_WORK TO BE COMPLETED:_ Set down, in full, every record in the block.

_DATA FOR THIS TASK:_
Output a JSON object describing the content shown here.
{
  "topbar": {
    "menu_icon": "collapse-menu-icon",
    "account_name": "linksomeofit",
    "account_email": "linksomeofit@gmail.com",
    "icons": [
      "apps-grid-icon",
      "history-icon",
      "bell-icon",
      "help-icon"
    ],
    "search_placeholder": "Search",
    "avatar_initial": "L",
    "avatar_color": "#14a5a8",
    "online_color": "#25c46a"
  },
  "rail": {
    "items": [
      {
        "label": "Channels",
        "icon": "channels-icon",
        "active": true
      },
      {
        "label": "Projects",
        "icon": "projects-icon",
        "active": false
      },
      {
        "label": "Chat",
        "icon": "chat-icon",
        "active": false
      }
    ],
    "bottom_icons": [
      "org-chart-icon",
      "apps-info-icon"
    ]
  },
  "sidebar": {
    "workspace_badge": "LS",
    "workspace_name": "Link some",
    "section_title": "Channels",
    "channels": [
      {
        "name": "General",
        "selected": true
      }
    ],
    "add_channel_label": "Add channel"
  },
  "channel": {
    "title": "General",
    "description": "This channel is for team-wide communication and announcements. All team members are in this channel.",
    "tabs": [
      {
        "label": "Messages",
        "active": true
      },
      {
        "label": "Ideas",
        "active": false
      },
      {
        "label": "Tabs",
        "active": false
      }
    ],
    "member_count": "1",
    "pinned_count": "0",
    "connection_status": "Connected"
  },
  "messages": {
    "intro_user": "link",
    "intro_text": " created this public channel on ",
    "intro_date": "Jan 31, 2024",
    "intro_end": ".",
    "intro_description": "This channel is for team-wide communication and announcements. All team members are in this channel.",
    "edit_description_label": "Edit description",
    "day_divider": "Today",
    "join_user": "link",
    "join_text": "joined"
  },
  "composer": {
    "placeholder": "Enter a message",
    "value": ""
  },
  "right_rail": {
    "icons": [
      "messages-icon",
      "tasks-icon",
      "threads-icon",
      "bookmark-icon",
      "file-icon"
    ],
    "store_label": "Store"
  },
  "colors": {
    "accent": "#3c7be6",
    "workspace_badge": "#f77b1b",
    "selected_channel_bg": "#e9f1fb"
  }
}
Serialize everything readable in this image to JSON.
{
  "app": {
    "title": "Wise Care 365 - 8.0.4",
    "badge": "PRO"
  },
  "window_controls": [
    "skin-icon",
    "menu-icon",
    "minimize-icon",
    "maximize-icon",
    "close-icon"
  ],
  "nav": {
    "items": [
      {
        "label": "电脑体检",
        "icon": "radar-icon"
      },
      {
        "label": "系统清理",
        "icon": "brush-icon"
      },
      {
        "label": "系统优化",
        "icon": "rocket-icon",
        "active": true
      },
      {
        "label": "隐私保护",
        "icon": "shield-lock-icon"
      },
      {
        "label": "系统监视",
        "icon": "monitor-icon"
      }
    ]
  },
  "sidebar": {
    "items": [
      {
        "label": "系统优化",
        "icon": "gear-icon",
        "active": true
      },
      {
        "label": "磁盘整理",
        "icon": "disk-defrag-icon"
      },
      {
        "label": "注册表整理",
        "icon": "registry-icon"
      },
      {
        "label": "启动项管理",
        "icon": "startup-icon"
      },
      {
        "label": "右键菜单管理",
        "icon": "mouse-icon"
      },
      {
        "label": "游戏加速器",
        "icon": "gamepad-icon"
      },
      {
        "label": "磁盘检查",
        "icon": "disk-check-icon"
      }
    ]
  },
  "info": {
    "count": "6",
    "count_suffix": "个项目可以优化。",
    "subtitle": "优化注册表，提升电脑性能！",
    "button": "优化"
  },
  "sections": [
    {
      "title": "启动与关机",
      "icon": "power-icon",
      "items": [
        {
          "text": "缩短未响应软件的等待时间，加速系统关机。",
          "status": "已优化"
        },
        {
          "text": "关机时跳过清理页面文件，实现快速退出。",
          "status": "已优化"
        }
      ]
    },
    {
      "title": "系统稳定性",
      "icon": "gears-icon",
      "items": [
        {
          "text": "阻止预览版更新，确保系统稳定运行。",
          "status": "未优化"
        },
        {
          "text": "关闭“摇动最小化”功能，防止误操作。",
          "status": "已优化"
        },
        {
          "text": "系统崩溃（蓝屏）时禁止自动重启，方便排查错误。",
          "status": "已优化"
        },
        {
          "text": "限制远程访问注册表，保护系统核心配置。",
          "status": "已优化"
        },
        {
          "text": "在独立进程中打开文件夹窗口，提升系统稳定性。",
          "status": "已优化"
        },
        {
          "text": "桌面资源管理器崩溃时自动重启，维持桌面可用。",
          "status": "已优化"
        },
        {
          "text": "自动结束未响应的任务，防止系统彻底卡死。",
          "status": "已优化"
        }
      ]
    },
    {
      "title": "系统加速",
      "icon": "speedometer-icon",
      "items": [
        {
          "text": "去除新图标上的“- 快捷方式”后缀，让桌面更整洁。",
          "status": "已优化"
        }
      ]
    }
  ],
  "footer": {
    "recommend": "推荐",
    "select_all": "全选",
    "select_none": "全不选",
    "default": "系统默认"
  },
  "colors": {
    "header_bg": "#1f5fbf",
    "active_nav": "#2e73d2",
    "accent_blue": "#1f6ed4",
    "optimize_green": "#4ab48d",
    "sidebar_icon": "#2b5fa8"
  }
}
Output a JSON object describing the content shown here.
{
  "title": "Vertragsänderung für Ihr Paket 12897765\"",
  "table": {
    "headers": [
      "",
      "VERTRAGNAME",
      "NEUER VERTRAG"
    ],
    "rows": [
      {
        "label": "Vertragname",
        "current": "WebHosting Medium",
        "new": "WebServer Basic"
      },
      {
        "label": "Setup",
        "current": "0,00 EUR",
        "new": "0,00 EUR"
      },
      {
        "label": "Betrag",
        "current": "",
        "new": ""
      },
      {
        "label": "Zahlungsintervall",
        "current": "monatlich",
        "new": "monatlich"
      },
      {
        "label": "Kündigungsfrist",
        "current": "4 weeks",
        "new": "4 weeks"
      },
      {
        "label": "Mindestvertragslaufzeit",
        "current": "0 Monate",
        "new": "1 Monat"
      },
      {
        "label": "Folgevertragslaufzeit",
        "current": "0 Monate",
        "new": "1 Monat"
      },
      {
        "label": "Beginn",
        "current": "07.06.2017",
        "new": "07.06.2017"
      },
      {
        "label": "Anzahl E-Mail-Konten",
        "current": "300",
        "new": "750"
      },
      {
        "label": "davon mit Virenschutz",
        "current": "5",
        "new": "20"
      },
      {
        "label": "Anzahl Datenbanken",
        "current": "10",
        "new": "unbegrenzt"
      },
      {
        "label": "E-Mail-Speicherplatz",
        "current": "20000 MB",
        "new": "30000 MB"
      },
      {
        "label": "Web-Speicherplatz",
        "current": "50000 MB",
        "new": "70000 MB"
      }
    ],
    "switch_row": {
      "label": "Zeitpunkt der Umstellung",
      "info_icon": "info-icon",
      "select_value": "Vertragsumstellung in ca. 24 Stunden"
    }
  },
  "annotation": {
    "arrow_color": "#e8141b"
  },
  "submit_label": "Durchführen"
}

_RESULT OF THIS EXERCISE:_
Output a JSON object describing the content shown here.
{
  "topbar": {
    "menu_icon": "collapse-menu-icon",
    "account_name": "linksomeofit",
    "account_email": "linksomeofit@gmail.com",
    "icons": [
      "apps-grid-icon",
      "history-icon",
      "bell-icon",
      "help-icon"
    ],
    "search_placeholder": "Search",
    "avatar_initial": "L",
    "avatar_color": "#14a5a8",
    "online_color": "#25c46a"
  },
  "rail": {
    "items": [
      {
        "label": "Channels",
        "icon": "channels-icon",
        "active": true
      },
      {
        "label": "Projects",
        "icon": "projects-icon",
        "active": false
      },
      {
        "label": "Chat",
        "icon": "chat-icon",
        "active": false
      }
    ],
    "bottom_icons": [
      "org-chart-icon",
      "apps-info-icon"
    ]
  },
  "sidebar": {
    "workspace_badge": "LS",
    "workspace_name": "Link some",
    "section_title": "Channels",
    "channels": [
      {
        "name": "General",
        "selected": true
      }
    ],
    "add_channel_label": "Add channel"
  },
  "channel": {
    "title": "General",
    "description": "This channel is for team-wide communication and announcements. All team members are in this channel.",
    "tabs": [
      {
        "label": "Messages",
        "active": true
      },
      {
        "label": "Ideas",
        "active": false
      },
      {
        "label": "Tabs",
        "active": false
      }
    ],
    "member_count": "1",
    "pinned_count": "0",
    "connection_status": "Connected"
  },
  "messages": {
    "intro_user": "link",
    "intro_text": " created this public channel on ",
    "intro_date": "Jan 31, 2024",
    "intro_end": ".",
    "intro_description": "This channel is for team-wide communication and announcements. All team members are in this channel.",
    "edit_description_label": "Edit description",
    "day_divider": "Today",
    "join_user": "link",
    "join_text": "joined"
  },
  "composer": {
    "placeholder": "Enter a message",
    "value": ""
  },
  "right_rail": {
    "icons": [
      "messages-icon",
      "tasks-icon",
      "threads-icon",
      "bookmark-icon",
      "file-icon"
    ],
    "store_label": "Store"
  },
  "colors": {
    "accent": "#3c7be6",
    "workspace_badge": "#f77b1b",
    "selected_channel_bg": "#e9f1fb"
  }
}
Serialize everything readable in this image to JSON.
{
  "app": {
    "title": "Wise Care 365 - 8.0.4",
    "badge": "PRO"
  },
  "window_controls": [
    "skin-icon",
    "menu-icon",
    "minimize-icon",
    "maximize-icon",
    "close-icon"
  ],
  "nav": {
    "items": [
      {
        "label": "电脑体检",
        "icon": "radar-icon"
      },
      {
        "label": "系统清理",
        "icon": "brush-icon"
      },
      {
        "label": "系统优化",
        "icon": "rocket-icon",
        "active": true
      },
      {
        "label": "隐私保护",
        "icon": "shield-lock-icon"
      },
      {
        "label": "系统监视",
        "icon": "monitor-icon"
      }
    ]
  },
  "sidebar": {
    "items": [
      {
        "label": "系统优化",
        "icon": "gear-icon",
        "active": true
      },
      {
        "label": "磁盘整理",
        "icon": "disk-defrag-icon"
      },
      {
        "label": "注册表整理",
        "icon": "registry-icon"
      },
      {
        "label": "启动项管理",
        "icon": "startup-icon"
      },
      {
        "label": "右键菜单管理",
        "icon": "mouse-icon"
      },
      {
        "label": "游戏加速器",
        "icon": "gamepad-icon"
      },
      {
        "label": "磁盘检查",
        "icon": "disk-check-icon"
      }
    ]
  },
  "info": {
    "count": "6",
    "count_suffix": "个项目可以优化。",
    "subtitle": "优化注册表，提升电脑性能！",
    "button": "优化"
  },
  "sections": [
    {
      "title": "启动与关机",
      "icon": "power-icon",
      "items": [
        {
          "text": "缩短未响应软件的等待时间，加速系统关机。",
          "status": "已优化"
        },
        {
          "text": "关机时跳过清理页面文件，实现快速退出。",
          "status": "已优化"
        }
      ]
    },
    {
      "title": "系统稳定性",
      "icon": "gears-icon",
      "items": [
        {
          "text": "阻止预览版更新，确保系统稳定运行。",
          "status": "未优化"
        },
        {
          "text": "关闭“摇动最小化”功能，防止误操作。",
          "status": "已优化"
        },
        {
          "text": "系统崩溃（蓝屏）时禁止自动重启，方便排查错误。",
          "status": "已优化"
        },
        {
          "text": "限制远程访问注册表，保护系统核心配置。",
          "status": "已优化"
        },
        {
          "text": "在独立进程中打开文件夹窗口，提升系统稳定性。",
          "status": "已优化"
        },
        {
          "text": "桌面资源管理器崩溃时自动重启，维持桌面可用。",
          "status": "已优化"
        },
        {
          "text": "自动结束未响应的任务，防止系统彻底卡死。",
          "status": "已优化"
        }
      ]
    },
    {
      "title": "系统加速",
      "icon": "speedometer-icon",
      "items": [
        {
          "text": "去除新图标上的“- 快捷方式”后缀，让桌面更整洁。",
          "status": "已优化"
        }
      ]
    }
  ],
  "footer": {
    "recommend": "推荐",
    "select_all": "全选",
    "select_none": "全不选",
    "default": "系统默认"
  },
  "colors": {
    "header_bg": "#1f5fbf",
    "active_nav": "#2e73d2",
    "accent_blue": "#1f6ed4",
    "optimize_green": "#4ab48d",
    "sidebar_icon": "#2b5fa8"
  }
}
Output a JSON object describing the content shown here.
{
  "title": "Vertragsänderung für Ihr Paket 12897765\"",
  "table": {
    "headers": [
      "",
      "VERTRAGNAME",
      "NEUER VERTRAG"
    ],
    "rows": [
      {
        "label": "Vertragname",
        "current": "WebHosting Medium",
        "new": "WebServer Basic"
      },
      {
        "label": "Setup",
        "current": "0,00 EUR",
        "new": "0,00 EUR"
      },
      {
        "label": "Betrag",
        "current": "",
        "new": ""
      },
      {
        "label": "Zahlungsintervall",
        "current": "monatlich",
        "new": "monatlich"
      },
      {
        "label": "Kündigungsfrist",
        "current": "4 weeks",
        "new": "4 weeks"
      },
      {
        "label": "Mindestvertragslaufzeit",
        "current": "0 Monate",
        "new": "1 Monat"
      },
      {
        "label": "Folgevertragslaufzeit",
        "current": "0 Monate",
        "new": "1 Monat"
      },
      {
        "label": "Beginn",
        "current": "07.06.2017",
        "new": "07.06.2017"
      },
      {
        "label": "Anzahl E-Mail-Konten",
        "current": "300",
        "new": "750"
      },
      {
        "label": "davon mit Virenschutz",
        "current": "5",
        "new": "20"
      },
      {
        "label": "Anzahl Datenbanken",
        "current": "10",
        "new": "unbegrenzt"
      },
      {
        "label": "E-Mail-Speicherplatz",
        "current": "20000 MB",
        "new": "30000 MB"
      },
      {
        "label": "Web-Speicherplatz",
        "current": "50000 MB",
        "new": "70000 MB"
      }
    ],
    "switch_row": {
      "label": "Zeitpunkt der Umstellung",
      "info_icon": "info-icon",
      "select_value": "Vertragsumstellung in ca. 24 Stunden"
    }
  },
  "annotation": {
    "arrow_color": "#e8141b"
  },
  "submit_label": "Durchführen"
}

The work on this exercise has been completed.